[Element location listings]
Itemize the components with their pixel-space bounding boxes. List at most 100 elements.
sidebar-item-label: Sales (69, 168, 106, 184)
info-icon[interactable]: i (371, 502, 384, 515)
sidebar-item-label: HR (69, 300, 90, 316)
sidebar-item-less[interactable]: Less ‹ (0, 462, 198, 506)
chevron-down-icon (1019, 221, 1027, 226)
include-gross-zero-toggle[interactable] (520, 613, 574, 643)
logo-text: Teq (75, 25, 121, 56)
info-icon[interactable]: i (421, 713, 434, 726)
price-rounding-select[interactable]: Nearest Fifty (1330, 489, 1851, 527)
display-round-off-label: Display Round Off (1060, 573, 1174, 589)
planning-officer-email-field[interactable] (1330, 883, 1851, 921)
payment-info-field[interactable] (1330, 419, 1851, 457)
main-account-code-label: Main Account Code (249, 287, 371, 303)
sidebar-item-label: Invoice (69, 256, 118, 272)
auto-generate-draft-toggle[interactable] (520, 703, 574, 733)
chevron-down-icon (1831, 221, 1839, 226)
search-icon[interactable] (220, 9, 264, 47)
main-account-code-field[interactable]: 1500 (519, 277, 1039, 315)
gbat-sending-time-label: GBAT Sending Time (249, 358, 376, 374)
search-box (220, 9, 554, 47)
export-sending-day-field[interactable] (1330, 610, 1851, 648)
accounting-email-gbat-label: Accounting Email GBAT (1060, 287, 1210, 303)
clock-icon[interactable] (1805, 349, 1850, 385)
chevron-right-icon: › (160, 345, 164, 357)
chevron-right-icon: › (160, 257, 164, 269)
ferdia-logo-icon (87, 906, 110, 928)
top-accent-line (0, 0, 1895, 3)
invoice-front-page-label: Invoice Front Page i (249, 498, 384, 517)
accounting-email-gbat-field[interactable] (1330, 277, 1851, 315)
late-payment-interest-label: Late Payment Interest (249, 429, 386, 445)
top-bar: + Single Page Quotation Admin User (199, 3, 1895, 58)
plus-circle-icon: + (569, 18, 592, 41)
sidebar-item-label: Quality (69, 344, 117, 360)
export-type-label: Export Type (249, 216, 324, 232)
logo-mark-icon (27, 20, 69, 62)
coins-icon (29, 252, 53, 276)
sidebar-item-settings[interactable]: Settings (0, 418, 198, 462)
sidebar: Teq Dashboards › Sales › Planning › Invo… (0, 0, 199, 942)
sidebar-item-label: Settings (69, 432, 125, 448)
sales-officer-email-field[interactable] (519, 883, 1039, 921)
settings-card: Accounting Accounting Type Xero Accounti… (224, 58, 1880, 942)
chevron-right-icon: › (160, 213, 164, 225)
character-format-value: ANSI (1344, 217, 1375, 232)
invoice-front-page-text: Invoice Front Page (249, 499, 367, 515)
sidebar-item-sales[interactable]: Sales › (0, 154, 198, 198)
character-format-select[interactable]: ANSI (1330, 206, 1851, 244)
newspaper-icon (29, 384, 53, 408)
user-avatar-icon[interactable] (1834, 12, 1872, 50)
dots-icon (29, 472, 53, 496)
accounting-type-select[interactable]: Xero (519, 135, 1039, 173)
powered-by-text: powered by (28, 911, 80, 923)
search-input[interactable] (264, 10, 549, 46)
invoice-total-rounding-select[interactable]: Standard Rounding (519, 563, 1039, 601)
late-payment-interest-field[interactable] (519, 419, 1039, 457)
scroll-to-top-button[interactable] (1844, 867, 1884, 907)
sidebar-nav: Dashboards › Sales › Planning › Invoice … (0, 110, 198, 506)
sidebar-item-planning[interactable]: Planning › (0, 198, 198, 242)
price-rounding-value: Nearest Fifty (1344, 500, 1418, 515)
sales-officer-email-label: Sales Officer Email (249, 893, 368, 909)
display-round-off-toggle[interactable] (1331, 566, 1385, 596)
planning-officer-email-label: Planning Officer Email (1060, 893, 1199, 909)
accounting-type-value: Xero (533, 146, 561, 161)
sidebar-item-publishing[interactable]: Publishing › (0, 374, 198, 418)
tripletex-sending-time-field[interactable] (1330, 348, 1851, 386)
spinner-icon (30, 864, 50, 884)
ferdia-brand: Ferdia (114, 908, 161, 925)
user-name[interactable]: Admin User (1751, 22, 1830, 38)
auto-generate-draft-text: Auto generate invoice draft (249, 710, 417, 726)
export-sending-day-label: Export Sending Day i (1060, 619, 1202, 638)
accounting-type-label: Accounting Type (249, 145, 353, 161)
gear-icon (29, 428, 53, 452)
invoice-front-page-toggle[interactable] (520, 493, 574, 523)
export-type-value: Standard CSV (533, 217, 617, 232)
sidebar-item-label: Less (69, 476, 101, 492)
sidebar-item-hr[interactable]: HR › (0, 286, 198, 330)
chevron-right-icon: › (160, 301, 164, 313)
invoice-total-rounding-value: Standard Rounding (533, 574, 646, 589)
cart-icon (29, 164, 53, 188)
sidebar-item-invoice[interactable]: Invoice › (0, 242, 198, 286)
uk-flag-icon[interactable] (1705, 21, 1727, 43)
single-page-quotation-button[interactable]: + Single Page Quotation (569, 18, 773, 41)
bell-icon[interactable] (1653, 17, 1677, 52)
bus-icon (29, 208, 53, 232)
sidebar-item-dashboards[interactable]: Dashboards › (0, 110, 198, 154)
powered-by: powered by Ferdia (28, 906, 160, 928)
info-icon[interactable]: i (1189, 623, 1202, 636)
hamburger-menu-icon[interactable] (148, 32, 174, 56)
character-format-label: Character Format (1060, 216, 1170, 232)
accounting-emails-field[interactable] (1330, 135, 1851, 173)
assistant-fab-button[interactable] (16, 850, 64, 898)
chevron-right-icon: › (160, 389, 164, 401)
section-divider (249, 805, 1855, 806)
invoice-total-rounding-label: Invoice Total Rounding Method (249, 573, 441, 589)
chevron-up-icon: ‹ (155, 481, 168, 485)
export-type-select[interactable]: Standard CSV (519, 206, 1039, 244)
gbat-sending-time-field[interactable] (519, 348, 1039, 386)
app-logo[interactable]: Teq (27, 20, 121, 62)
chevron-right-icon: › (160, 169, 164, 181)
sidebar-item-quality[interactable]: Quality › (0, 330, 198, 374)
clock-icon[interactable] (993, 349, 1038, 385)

:: WHAT IS BEING ASKED ::
List every line in the records above that contains the string "export".

:: FULL RESPONSE ::
export-sending-day-field[interactable] (1330, 610, 1851, 648)
export-type-label: Export Type (249, 216, 324, 232)
export-sending-day-label: Export Sending Day i (1060, 619, 1202, 638)
export-type-value: Standard CSV (533, 217, 617, 232)
export-type-select[interactable]: Standard CSV (519, 206, 1039, 244)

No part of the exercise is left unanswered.